*The task*.
Wherever "عمره" appears in a line, list that line.
--- BEGIN ---
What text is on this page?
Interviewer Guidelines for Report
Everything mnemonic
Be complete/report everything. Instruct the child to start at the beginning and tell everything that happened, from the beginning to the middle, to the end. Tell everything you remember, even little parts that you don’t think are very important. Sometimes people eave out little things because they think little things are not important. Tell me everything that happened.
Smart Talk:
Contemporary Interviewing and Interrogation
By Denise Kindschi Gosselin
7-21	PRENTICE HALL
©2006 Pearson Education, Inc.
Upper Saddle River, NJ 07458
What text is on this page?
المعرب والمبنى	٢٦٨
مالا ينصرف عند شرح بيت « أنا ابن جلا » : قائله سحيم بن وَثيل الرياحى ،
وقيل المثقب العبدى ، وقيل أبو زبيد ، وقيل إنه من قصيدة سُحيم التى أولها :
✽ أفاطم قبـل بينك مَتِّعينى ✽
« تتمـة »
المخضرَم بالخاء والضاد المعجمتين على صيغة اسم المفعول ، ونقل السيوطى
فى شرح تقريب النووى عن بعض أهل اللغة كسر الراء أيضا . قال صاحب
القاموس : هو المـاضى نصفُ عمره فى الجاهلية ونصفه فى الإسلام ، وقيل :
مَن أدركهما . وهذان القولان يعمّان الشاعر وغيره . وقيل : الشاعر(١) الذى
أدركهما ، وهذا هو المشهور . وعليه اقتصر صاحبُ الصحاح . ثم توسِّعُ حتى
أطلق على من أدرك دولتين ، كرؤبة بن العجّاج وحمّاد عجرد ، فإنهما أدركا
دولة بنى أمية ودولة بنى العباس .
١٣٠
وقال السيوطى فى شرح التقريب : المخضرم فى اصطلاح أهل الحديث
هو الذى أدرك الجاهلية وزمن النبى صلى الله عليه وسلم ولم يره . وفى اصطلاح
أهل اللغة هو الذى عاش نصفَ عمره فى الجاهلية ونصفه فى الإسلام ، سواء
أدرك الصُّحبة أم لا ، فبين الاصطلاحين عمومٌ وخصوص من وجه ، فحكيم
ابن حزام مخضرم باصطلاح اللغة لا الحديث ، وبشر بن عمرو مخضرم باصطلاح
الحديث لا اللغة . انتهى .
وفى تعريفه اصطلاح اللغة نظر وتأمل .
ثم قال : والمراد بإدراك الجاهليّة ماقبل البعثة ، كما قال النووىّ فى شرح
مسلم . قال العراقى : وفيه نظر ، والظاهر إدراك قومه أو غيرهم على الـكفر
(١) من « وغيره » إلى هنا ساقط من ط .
--- END ---
*Result*.
القاموس : هو المـاضى نصفُ عمره فى الجاهلية ونصفه فى الإسلام ، وقيل :
أهل اللغة هو الذى عاش نصفَ عمره فى الجاهلية ونصفه فى الإسلام ، سواء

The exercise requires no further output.